RECORDS FOR PROCESSING ▸
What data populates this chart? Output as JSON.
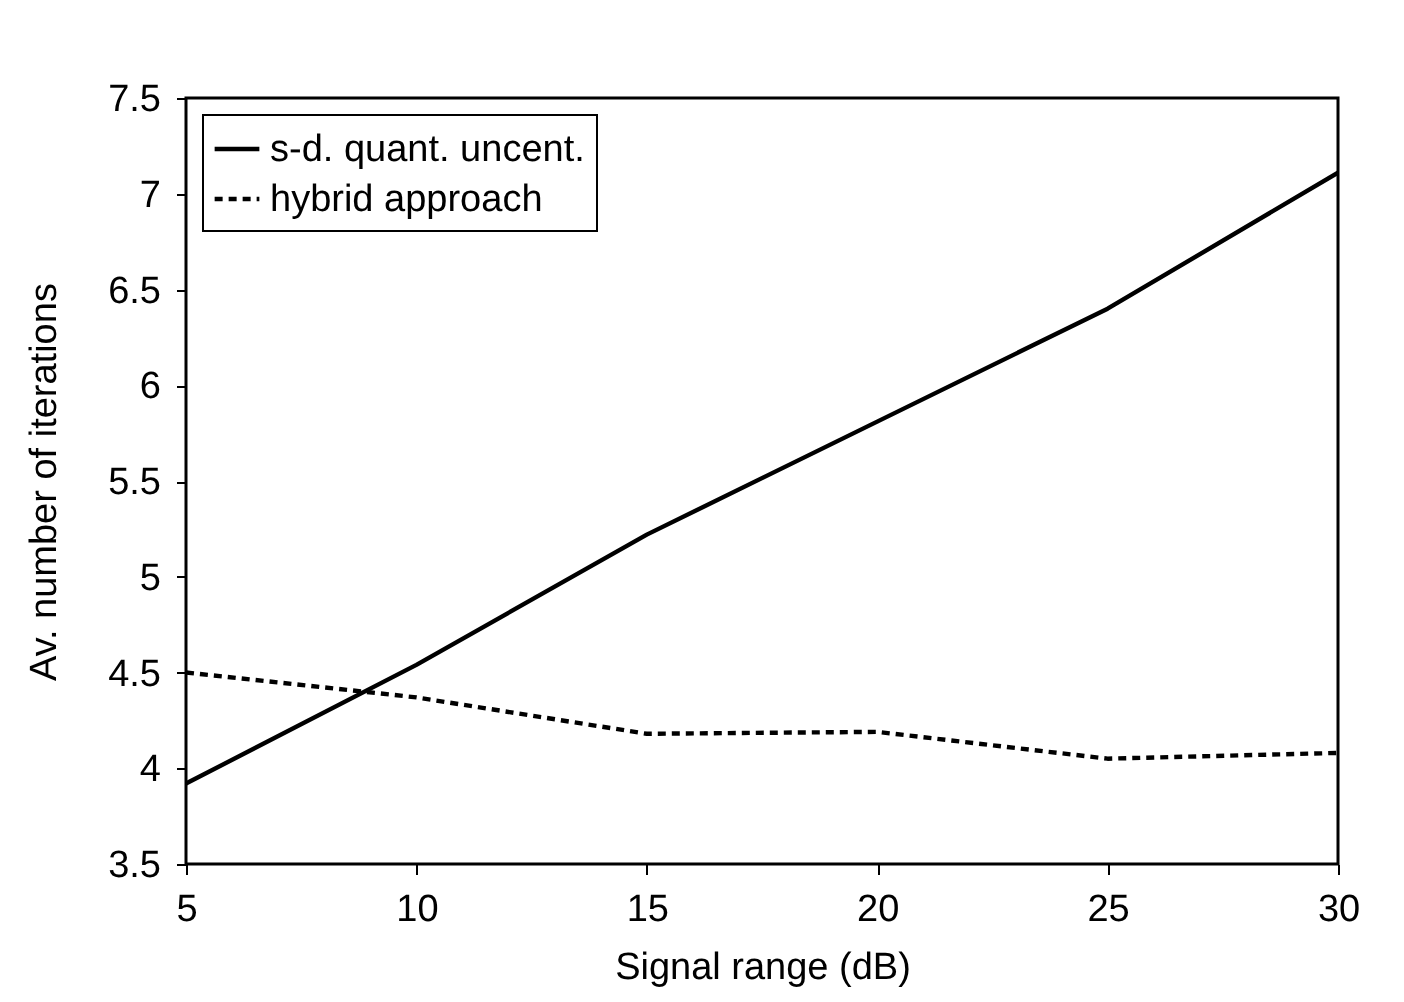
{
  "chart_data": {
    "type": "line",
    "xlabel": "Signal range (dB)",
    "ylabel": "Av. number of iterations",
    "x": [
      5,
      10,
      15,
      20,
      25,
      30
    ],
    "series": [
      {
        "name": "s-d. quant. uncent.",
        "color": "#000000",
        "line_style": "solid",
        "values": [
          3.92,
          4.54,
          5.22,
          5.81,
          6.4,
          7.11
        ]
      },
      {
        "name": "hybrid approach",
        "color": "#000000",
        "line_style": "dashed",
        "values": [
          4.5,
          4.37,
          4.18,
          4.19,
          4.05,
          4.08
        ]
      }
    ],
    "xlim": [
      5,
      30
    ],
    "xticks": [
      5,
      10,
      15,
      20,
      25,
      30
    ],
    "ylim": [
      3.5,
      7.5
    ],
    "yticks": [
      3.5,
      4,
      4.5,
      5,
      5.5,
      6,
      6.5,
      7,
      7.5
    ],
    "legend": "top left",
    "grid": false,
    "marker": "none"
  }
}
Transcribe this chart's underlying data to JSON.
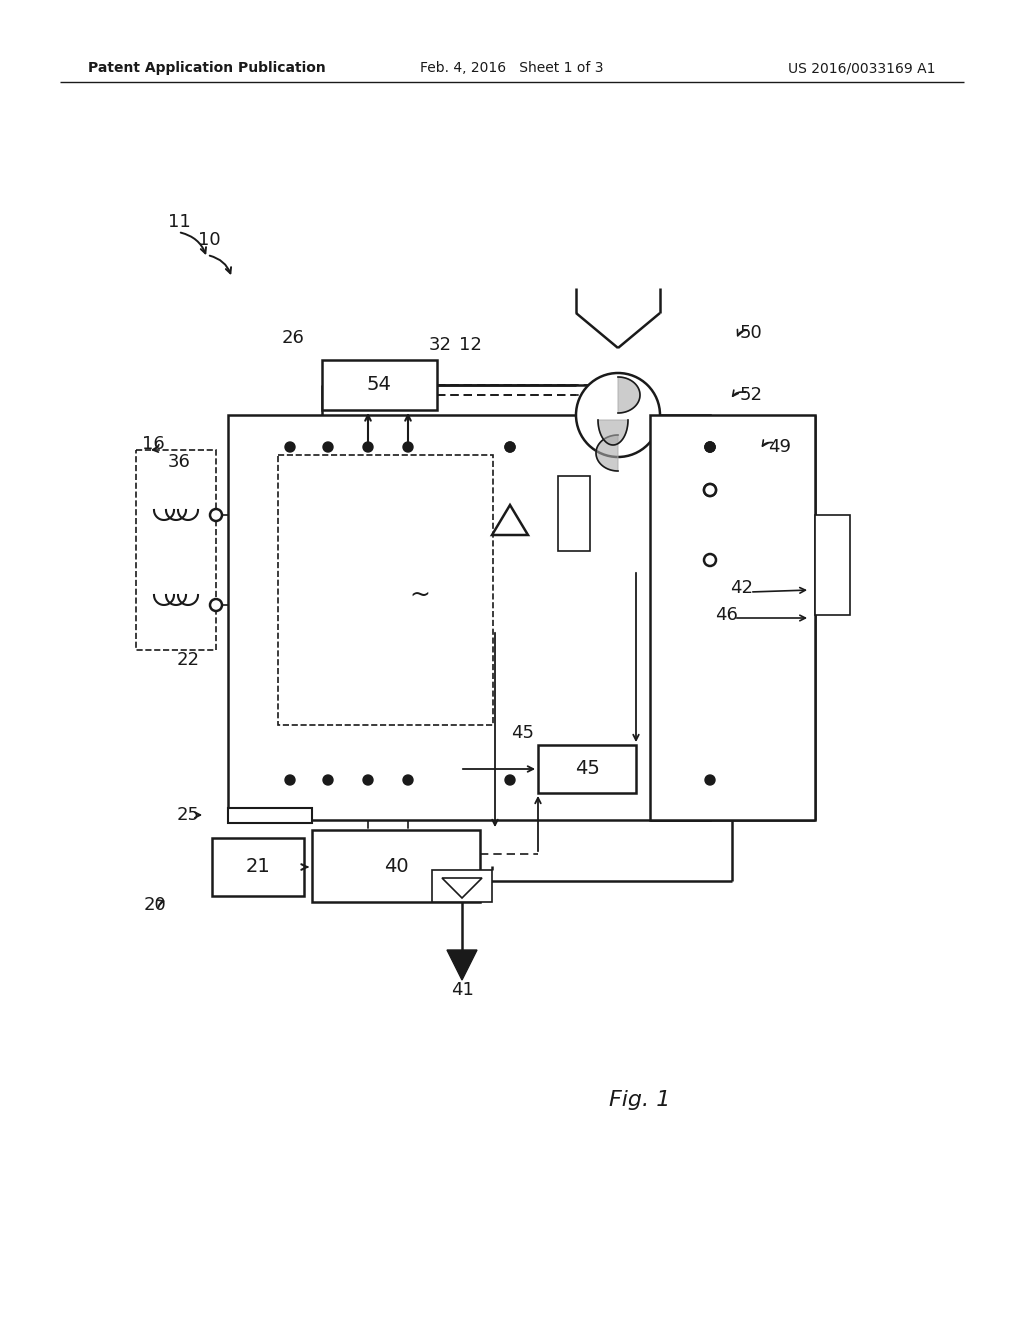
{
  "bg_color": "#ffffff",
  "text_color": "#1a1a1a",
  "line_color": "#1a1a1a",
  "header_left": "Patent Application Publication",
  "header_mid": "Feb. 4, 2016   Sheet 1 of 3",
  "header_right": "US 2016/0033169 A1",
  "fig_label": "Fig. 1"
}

* * *

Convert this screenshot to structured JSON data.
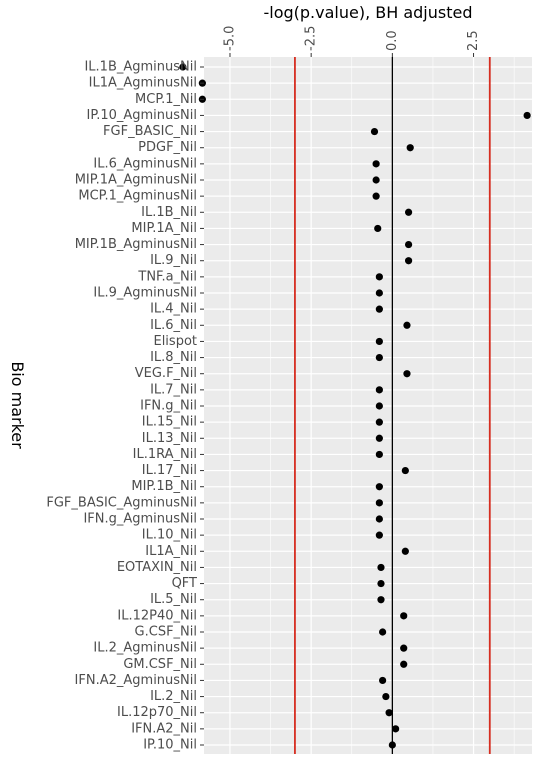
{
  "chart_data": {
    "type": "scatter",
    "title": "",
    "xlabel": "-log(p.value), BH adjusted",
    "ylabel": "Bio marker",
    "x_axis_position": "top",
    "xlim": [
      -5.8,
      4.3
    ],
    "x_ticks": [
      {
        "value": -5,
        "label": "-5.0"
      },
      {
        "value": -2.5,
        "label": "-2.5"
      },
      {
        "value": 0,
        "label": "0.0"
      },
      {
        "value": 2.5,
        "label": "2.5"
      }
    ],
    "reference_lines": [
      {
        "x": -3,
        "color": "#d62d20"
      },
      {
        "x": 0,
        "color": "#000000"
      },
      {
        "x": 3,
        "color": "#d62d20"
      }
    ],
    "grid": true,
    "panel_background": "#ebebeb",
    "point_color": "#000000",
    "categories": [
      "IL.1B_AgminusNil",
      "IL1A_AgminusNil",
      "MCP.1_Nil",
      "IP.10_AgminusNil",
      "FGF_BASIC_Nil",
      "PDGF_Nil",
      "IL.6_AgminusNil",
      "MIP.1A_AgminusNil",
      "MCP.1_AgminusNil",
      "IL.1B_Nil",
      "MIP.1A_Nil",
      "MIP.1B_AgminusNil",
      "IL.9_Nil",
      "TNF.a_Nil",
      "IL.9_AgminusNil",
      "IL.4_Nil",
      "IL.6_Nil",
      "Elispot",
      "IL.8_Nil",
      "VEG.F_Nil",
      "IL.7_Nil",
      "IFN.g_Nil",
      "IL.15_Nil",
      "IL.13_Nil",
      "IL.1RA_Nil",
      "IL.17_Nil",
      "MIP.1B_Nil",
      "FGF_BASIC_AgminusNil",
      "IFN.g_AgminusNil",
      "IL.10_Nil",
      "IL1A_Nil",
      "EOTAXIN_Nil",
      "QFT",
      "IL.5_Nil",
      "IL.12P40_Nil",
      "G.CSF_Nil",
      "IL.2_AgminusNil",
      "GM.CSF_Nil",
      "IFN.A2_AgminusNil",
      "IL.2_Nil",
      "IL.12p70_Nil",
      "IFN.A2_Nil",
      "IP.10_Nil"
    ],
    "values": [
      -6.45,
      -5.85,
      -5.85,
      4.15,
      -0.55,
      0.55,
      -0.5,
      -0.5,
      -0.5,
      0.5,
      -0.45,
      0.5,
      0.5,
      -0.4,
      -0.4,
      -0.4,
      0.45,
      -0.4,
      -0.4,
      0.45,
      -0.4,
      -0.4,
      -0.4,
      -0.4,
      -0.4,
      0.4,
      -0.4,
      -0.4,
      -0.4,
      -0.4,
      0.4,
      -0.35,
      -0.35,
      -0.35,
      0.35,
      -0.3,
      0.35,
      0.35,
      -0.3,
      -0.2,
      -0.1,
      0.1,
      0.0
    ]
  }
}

WHAT IS REQUIRED ▸ Extract all lines containing the word "xlabel".

EXPECTED OUTPUT ▸
    "xlabel": "Signal range (dB)",
    "xlabel": "-log(p.value), BH adjusted",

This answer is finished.